WHAT IS REQUIRED
For the entries that follow, state how many lines include the word "type", giving the number and nothing else.

INFORMATION SHOWN
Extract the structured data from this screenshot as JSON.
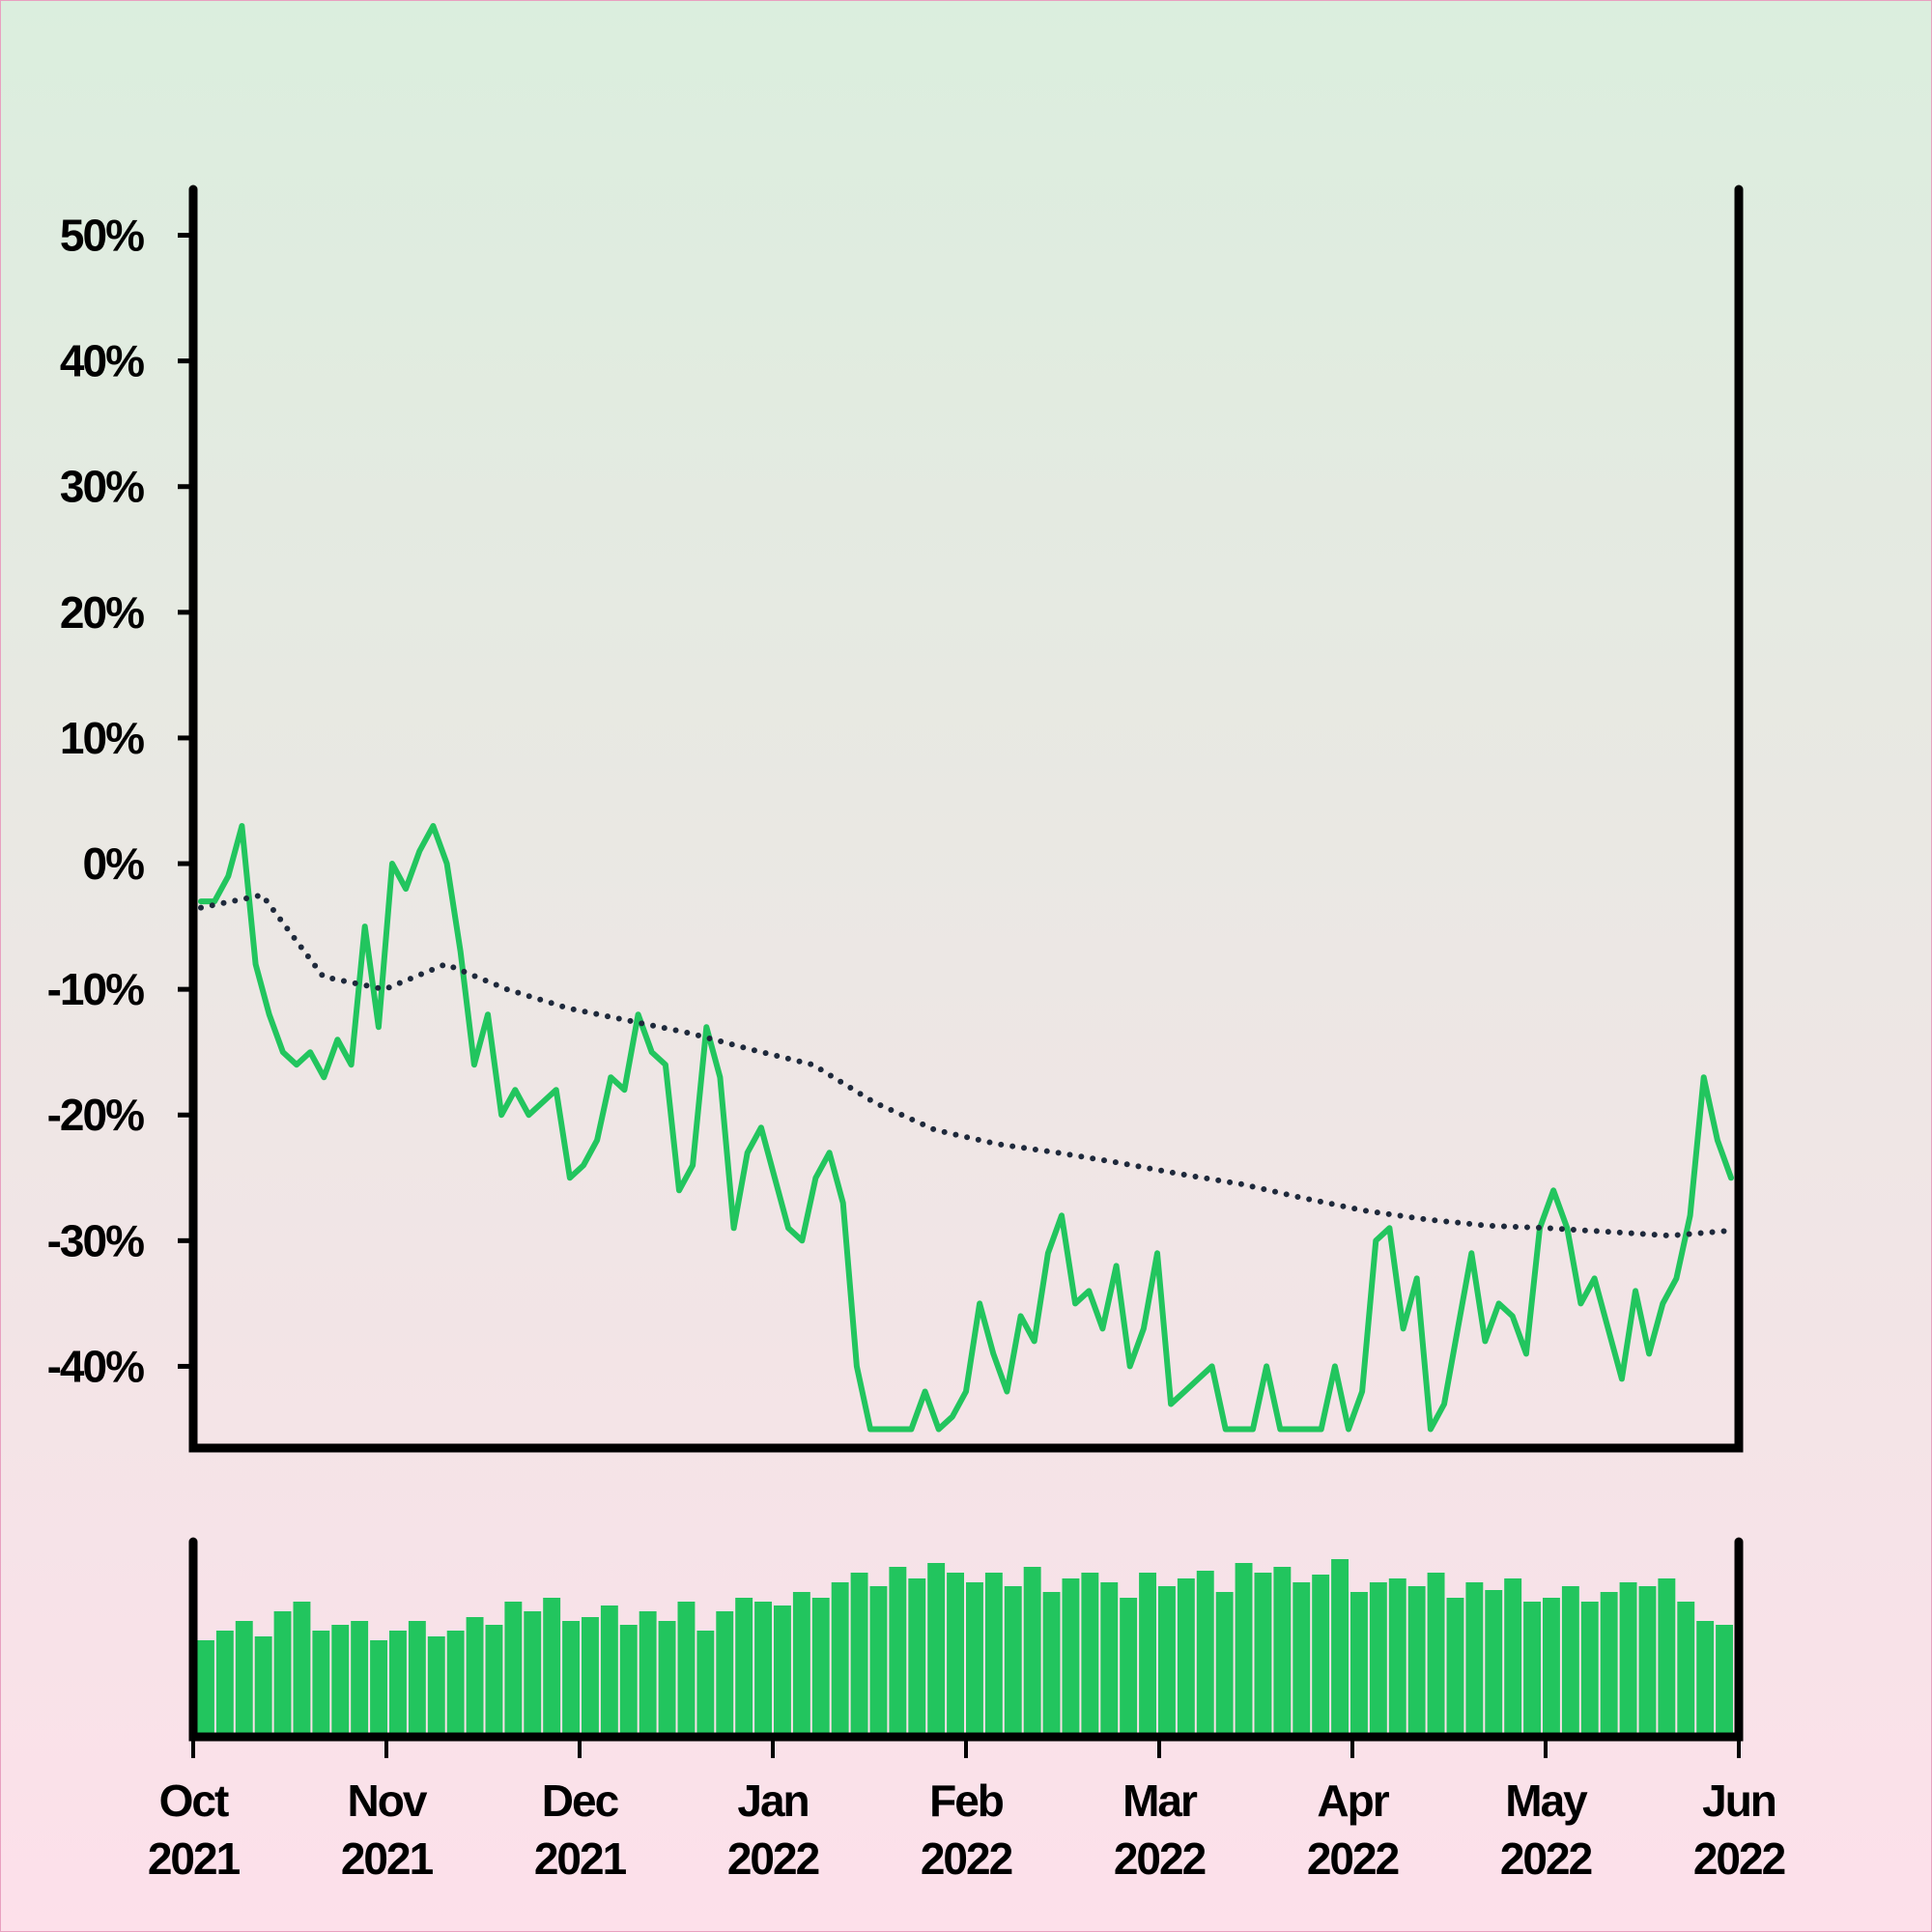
{
  "chart_data": [
    {
      "type": "line",
      "xlim": [
        "2021-10",
        "2022-06"
      ],
      "ylim": [
        -46.5,
        53.5
      ],
      "yticks": [
        {
          "value": 50,
          "label": "50%"
        },
        {
          "value": 40,
          "label": "40%"
        },
        {
          "value": 30,
          "label": "30%"
        },
        {
          "value": 20,
          "label": "20%"
        },
        {
          "value": 10,
          "label": "10%"
        },
        {
          "value": 0,
          "label": "0%"
        },
        {
          "value": -10,
          "label": "-10%"
        },
        {
          "value": -20,
          "label": "-20%"
        },
        {
          "value": -30,
          "label": "-30%"
        },
        {
          "value": -40,
          "label": "-40%"
        }
      ],
      "series": [
        {
          "color": "#22c55e",
          "style": "solid",
          "values": [
            -3,
            -3,
            -1,
            3,
            -8,
            -12,
            -15,
            -16,
            -15,
            -17,
            -14,
            -16,
            -5,
            -13,
            0,
            -2,
            1,
            3,
            0,
            -7,
            -16,
            -12,
            -20,
            -18,
            -20,
            -19,
            -18,
            -25,
            -24,
            -22,
            -17,
            -18,
            -12,
            -15,
            -16,
            -26,
            -24,
            -13,
            -17,
            -29,
            -23,
            -21,
            -25,
            -29,
            -30,
            -25,
            -23,
            -27,
            -40,
            -45,
            -45,
            -45,
            -45,
            -42,
            -45,
            -44,
            -42,
            -35,
            -39,
            -42,
            -36,
            -38,
            -31,
            -28,
            -35,
            -34,
            -37,
            -32,
            -40,
            -37,
            -31,
            -43,
            -42,
            -41,
            -40,
            -45,
            -45,
            -45,
            -40,
            -45,
            -45,
            -45,
            -45,
            -40,
            -45,
            -42,
            -30,
            -29,
            -37,
            -33,
            -45,
            -43,
            -37,
            -31,
            -38,
            -35,
            -36,
            -39,
            -29,
            -26,
            -29,
            -35,
            -33,
            -37,
            -41,
            -34,
            -39,
            -35,
            -33,
            -28,
            -17,
            -22,
            -25
          ]
        },
        {
          "color": "#1e293b",
          "style": "dotted",
          "values": [
            -3.5,
            -2.5,
            -9,
            -10,
            -8,
            -10,
            -11.5,
            -12.5,
            -13.5,
            -14.8,
            -16,
            -19,
            -21.2,
            -22.3,
            -23,
            -23.8,
            -24.7,
            -25.5,
            -26.6,
            -27.6,
            -28.3,
            -28.8,
            -29,
            -29.3,
            -29.6,
            -29.2
          ]
        }
      ]
    },
    {
      "type": "bar",
      "color": "#22c55e",
      "xlim": [
        "2021-10",
        "2022-06"
      ],
      "ylim": [
        0,
        100
      ],
      "values": [
        50,
        55,
        60,
        52,
        65,
        70,
        55,
        58,
        60,
        50,
        55,
        60,
        52,
        55,
        62,
        58,
        70,
        65,
        72,
        60,
        62,
        68,
        58,
        65,
        60,
        70,
        55,
        65,
        72,
        70,
        68,
        75,
        72,
        80,
        85,
        78,
        88,
        82,
        90,
        85,
        80,
        85,
        78,
        88,
        75,
        82,
        85,
        80,
        72,
        85,
        78,
        82,
        86,
        75,
        90,
        85,
        88,
        80,
        84,
        92,
        75,
        80,
        82,
        78,
        85,
        72,
        80,
        76,
        82,
        70,
        72,
        78,
        70,
        75,
        80,
        78,
        82,
        70,
        60,
        58
      ],
      "xticks": [
        {
          "value": "2021-10",
          "label": "Oct 2021"
        },
        {
          "value": "2021-11",
          "label": "Nov 2021"
        },
        {
          "value": "2021-12",
          "label": "Dec 2021"
        },
        {
          "value": "2022-01",
          "label": "Jan 2022"
        },
        {
          "value": "2022-02",
          "label": "Feb 2022"
        },
        {
          "value": "2022-03",
          "label": "Mar 2022"
        },
        {
          "value": "2022-04",
          "label": "Apr 2022"
        },
        {
          "value": "2022-05",
          "label": "May 2022"
        },
        {
          "value": "2022-06",
          "label": "Jun 2022"
        }
      ]
    }
  ]
}
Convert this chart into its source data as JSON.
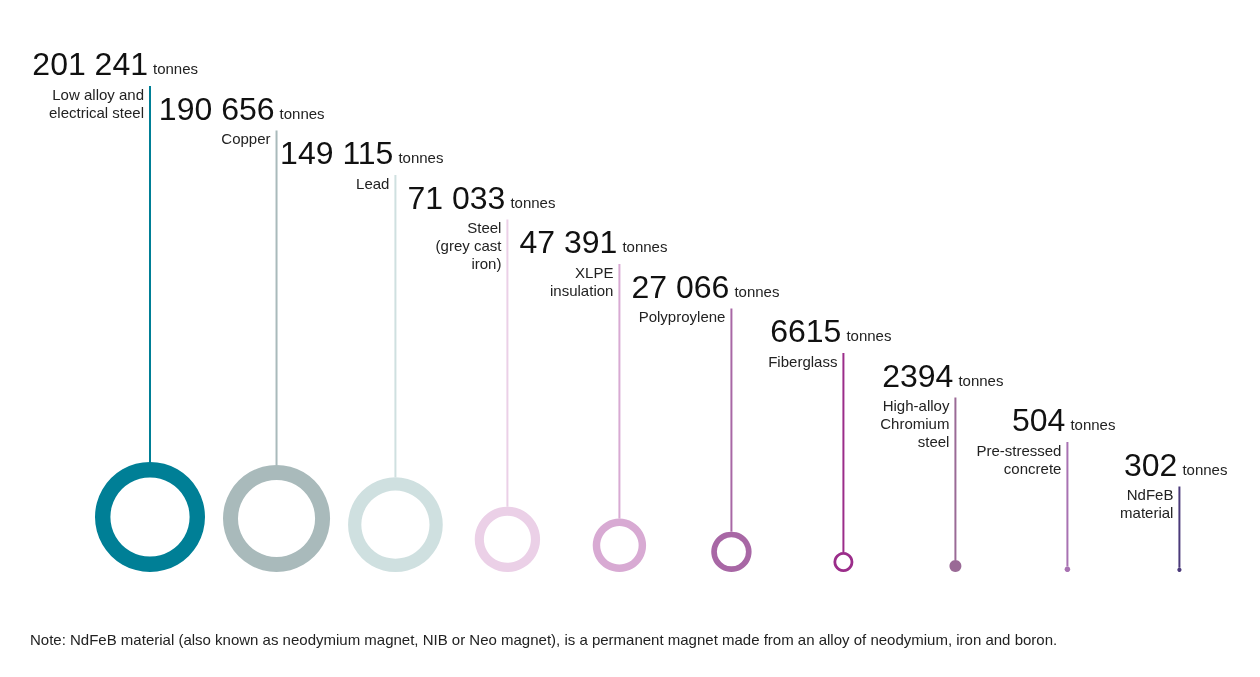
{
  "chart_data": {
    "type": "other",
    "categories": [
      "Low alloy and\nelectrical steel",
      "Copper",
      "Lead",
      "Steel\n(grey cast\niron)",
      "XLPE\ninsulation",
      "Polyproylene",
      "Fiberglass",
      "High-alloy\nChromium\nsteel",
      "Pre-stressed\nconcrete",
      "NdFeB\nmaterial"
    ],
    "values": [
      201241,
      190656,
      149115,
      71033,
      47391,
      27066,
      6615,
      2394,
      504,
      302
    ],
    "value_labels": [
      "201 241",
      "190 656",
      "149 115",
      "71 033",
      "47 391",
      "27 066",
      "6615",
      "2394",
      "504",
      "302"
    ],
    "ylabel": "tonnes",
    "colors": [
      "#007f96",
      "#a9babb",
      "#cfe0e0",
      "#ebd0e7",
      "#d8aad3",
      "#a867a5",
      "#9b2d8a",
      "#9a6a96",
      "#a872b2",
      "#4b3a7a"
    ],
    "annotations": [
      "Note: NdFeB material (also known as neodymium magnet, NIB or Neo magnet), is a permanent magnet made from an alloy of neodymium, iron and boron."
    ]
  }
}
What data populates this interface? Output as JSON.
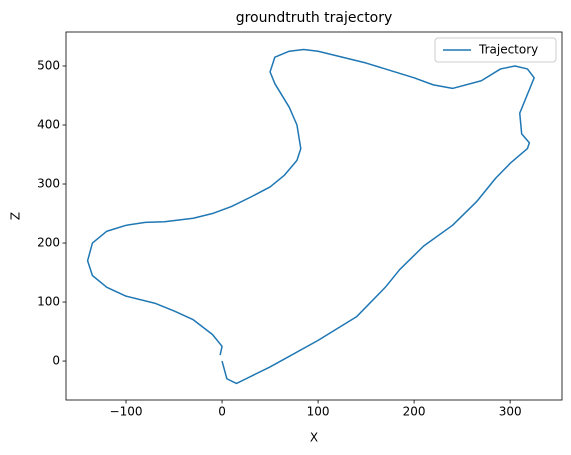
{
  "chart_data": {
    "type": "line",
    "title": "groundtruth trajectory",
    "xlabel": "X",
    "ylabel": "Z",
    "x": [
      0,
      5,
      15,
      25,
      50,
      100,
      140,
      170,
      185,
      210,
      240,
      265,
      285,
      300,
      318,
      320,
      312,
      310,
      320,
      325,
      318,
      305,
      290,
      270,
      240,
      220,
      200,
      150,
      100,
      85,
      70,
      55,
      50,
      55,
      70,
      78,
      82,
      78,
      65,
      50,
      30,
      10,
      -10,
      -30,
      -60,
      -80,
      -100,
      -120,
      -135,
      -140,
      -135,
      -120,
      -100,
      -70,
      -50,
      -30,
      -10,
      0,
      -2
    ],
    "series": [
      {
        "name": "Trajectory",
        "color": "#1f77b4",
        "values": [
          0,
          -30,
          -38,
          -30,
          -10,
          35,
          75,
          125,
          155,
          195,
          230,
          270,
          310,
          335,
          360,
          370,
          385,
          420,
          460,
          480,
          495,
          500,
          495,
          475,
          462,
          468,
          480,
          505,
          525,
          528,
          525,
          515,
          490,
          470,
          430,
          400,
          360,
          340,
          315,
          295,
          278,
          262,
          250,
          242,
          236,
          235,
          230,
          220,
          200,
          170,
          145,
          125,
          110,
          98,
          85,
          70,
          45,
          25,
          10
        ]
      }
    ],
    "xlim": [
      -162.5,
      354
    ],
    "ylim": [
      -66,
      557.6
    ],
    "xticks": [
      {
        "value": -100,
        "label": "−100"
      },
      0,
      100,
      200,
      300
    ],
    "yticks": [
      0,
      100,
      200,
      300,
      400,
      500
    ],
    "grid": false,
    "legend": "upper right"
  }
}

WRITTEN SOLUTION
4